### RAW DATA ###

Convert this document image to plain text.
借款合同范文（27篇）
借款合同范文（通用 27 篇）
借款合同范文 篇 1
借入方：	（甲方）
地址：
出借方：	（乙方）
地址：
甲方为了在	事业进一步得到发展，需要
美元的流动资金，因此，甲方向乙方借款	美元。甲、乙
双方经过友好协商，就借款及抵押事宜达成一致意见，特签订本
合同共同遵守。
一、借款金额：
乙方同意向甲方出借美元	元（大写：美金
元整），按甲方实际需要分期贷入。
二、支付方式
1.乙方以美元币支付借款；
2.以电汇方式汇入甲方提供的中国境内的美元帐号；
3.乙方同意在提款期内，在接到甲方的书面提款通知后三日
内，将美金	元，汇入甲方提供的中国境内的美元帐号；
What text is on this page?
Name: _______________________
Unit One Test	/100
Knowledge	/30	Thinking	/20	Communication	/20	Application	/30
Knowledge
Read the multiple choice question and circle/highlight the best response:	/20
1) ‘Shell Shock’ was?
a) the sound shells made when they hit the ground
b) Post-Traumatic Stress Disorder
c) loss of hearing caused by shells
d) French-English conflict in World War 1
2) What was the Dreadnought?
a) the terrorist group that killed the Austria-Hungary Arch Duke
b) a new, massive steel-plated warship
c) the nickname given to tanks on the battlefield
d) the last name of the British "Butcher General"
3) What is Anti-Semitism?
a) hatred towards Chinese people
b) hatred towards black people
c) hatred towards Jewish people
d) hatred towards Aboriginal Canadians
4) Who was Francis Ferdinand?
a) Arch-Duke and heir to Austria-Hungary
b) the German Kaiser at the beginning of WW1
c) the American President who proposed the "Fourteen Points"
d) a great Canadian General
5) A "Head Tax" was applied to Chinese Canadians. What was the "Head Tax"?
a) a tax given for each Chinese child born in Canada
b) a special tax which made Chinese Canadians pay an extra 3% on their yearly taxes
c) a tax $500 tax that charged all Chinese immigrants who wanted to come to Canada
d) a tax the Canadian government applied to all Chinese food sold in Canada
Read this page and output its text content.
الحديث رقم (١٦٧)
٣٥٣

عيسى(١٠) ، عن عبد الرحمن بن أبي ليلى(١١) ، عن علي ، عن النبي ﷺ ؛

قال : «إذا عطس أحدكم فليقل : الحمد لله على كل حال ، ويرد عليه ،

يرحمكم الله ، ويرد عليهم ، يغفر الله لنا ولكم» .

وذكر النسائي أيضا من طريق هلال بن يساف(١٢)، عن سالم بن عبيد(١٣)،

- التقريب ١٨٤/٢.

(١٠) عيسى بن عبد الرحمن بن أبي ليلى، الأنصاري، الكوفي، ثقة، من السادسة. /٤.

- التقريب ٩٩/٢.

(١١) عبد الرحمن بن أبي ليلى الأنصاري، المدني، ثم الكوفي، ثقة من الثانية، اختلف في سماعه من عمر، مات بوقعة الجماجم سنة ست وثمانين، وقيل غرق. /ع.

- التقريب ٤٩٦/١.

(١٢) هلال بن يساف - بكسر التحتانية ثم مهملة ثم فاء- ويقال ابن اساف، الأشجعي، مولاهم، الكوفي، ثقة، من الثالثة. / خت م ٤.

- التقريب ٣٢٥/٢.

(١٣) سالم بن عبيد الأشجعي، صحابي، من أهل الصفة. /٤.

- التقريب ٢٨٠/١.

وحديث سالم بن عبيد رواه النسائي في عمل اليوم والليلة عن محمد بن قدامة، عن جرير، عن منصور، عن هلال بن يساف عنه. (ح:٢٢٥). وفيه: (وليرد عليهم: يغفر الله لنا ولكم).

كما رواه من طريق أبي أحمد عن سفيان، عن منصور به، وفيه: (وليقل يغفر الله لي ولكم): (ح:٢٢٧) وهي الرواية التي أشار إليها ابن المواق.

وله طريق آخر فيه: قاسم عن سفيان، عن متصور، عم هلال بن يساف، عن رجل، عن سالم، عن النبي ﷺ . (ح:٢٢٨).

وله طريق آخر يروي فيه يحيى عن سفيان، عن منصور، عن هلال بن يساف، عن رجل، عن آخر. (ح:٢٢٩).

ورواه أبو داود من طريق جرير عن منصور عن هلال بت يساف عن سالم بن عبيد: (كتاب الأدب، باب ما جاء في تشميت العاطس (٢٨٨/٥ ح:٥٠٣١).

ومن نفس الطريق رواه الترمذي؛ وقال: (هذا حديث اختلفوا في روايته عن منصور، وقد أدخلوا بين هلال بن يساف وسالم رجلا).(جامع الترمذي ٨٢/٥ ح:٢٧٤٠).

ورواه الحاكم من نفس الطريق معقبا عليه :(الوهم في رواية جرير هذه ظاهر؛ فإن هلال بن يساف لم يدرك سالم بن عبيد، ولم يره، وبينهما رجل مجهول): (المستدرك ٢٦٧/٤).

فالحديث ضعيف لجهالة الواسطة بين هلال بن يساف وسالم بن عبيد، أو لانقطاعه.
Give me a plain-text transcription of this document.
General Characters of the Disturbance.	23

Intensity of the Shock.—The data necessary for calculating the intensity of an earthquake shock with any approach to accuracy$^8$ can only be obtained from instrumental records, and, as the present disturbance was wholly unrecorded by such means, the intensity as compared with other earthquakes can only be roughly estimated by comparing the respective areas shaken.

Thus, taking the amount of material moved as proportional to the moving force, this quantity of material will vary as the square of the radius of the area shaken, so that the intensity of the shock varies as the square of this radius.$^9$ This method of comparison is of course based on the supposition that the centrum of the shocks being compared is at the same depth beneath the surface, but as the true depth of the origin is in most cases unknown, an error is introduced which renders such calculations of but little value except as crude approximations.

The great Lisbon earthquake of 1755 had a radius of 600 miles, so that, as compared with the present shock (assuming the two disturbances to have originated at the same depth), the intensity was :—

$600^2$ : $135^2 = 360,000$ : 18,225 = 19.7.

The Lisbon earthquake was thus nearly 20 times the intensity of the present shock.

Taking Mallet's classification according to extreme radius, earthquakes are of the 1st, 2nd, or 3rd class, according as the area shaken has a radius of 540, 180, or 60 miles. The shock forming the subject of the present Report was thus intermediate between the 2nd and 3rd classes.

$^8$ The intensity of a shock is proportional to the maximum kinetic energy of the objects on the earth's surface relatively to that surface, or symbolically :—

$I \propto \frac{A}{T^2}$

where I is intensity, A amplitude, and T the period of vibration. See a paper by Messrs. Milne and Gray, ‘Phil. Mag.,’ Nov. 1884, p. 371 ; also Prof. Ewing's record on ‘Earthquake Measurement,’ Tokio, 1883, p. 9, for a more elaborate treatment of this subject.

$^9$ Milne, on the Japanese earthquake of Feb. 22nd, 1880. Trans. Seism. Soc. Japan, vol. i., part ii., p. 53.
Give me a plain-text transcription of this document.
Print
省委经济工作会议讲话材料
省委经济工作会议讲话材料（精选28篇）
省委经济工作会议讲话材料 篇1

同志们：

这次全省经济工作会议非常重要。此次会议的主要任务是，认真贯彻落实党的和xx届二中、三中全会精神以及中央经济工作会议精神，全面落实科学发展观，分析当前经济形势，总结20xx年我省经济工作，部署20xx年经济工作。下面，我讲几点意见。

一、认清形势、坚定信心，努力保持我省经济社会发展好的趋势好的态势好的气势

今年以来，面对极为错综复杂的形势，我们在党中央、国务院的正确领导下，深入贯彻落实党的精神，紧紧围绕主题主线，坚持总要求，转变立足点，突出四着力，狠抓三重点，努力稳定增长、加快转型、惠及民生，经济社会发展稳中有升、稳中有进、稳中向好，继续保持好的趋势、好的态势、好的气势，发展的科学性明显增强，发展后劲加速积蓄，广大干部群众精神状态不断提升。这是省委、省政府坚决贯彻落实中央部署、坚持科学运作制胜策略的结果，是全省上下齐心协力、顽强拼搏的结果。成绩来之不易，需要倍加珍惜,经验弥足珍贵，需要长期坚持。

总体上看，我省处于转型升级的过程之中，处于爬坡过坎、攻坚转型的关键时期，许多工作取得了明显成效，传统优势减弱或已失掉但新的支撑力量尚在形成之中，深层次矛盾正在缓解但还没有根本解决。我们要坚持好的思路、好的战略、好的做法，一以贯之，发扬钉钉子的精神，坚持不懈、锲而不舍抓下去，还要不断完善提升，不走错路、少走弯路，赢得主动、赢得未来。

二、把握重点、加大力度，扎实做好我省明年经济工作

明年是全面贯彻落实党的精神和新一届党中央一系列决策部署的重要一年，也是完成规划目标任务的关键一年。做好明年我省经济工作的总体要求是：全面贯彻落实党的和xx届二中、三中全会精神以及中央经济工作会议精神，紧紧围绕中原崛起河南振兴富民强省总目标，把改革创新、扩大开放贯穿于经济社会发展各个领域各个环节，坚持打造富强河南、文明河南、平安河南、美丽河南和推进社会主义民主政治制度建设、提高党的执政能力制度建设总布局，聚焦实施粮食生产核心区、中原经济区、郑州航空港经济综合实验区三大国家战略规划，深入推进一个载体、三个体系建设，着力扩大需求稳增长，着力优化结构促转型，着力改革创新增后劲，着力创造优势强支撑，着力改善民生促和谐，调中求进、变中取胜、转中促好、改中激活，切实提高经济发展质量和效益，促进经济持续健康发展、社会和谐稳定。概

###

• [TO BE DONE]: What is the number of lines in the data holding the word "General"? Reply with that number only.

• [EXERCISE OUTPUT]: 3